• What this task involves:
Reproduce the data below verbatim, starting at its first line and continuing down to and including the line that contains "segment-label: Italy bbox=[618, 198, 636, 209]".

• Records for processing:
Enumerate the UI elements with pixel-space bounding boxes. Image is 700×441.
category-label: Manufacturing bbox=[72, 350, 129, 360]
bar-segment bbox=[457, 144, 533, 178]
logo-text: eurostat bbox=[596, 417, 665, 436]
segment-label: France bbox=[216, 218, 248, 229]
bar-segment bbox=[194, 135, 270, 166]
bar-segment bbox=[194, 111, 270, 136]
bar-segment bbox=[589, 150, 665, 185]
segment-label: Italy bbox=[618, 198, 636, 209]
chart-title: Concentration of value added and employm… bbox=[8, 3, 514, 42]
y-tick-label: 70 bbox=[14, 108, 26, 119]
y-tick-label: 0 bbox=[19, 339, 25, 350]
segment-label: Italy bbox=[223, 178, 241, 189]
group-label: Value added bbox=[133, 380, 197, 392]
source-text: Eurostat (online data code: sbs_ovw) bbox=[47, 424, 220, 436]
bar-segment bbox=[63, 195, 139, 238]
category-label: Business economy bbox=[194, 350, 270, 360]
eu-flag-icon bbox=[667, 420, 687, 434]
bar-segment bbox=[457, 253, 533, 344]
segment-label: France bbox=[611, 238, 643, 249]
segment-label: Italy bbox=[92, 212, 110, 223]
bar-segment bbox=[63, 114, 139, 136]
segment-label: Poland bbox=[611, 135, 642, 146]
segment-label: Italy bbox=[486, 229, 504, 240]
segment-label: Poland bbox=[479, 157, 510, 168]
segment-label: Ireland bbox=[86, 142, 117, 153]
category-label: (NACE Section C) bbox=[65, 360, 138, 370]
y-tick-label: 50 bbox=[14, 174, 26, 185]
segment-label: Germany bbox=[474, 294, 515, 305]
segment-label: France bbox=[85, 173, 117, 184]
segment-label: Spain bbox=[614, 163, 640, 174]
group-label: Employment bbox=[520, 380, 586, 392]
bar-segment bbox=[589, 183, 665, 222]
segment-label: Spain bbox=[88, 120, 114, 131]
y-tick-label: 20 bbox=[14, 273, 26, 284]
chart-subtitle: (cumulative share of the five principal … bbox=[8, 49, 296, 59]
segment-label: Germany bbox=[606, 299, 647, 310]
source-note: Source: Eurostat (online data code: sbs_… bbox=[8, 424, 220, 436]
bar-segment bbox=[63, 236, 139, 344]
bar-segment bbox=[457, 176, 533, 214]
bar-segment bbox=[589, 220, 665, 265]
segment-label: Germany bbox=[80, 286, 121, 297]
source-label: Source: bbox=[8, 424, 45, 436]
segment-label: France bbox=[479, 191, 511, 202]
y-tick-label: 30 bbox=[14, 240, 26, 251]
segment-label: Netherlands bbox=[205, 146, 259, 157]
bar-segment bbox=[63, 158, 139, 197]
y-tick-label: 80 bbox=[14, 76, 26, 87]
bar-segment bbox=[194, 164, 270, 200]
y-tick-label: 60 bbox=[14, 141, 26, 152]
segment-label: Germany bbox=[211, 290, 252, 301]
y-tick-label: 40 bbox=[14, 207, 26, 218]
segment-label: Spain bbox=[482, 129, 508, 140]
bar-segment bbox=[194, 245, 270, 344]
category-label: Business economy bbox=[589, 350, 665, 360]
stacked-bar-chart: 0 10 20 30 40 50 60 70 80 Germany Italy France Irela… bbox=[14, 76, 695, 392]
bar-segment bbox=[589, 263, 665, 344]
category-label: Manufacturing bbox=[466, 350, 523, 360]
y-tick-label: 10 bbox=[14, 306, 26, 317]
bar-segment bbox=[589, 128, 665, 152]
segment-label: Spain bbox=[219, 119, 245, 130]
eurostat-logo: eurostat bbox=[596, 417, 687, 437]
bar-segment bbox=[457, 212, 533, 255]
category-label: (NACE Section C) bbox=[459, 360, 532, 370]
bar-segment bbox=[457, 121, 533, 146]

• Exercise solution:
Enumerate the UI elements with pixel-space bounding boxes. Image is 700×441.
category-label: Manufacturing bbox=[72, 350, 129, 360]
bar-segment bbox=[457, 144, 533, 178]
logo-text: eurostat bbox=[596, 417, 665, 436]
segment-label: France bbox=[216, 218, 248, 229]
bar-segment bbox=[194, 135, 270, 166]
bar-segment bbox=[194, 111, 270, 136]
bar-segment bbox=[589, 150, 665, 185]
segment-label: Italy bbox=[618, 198, 636, 209]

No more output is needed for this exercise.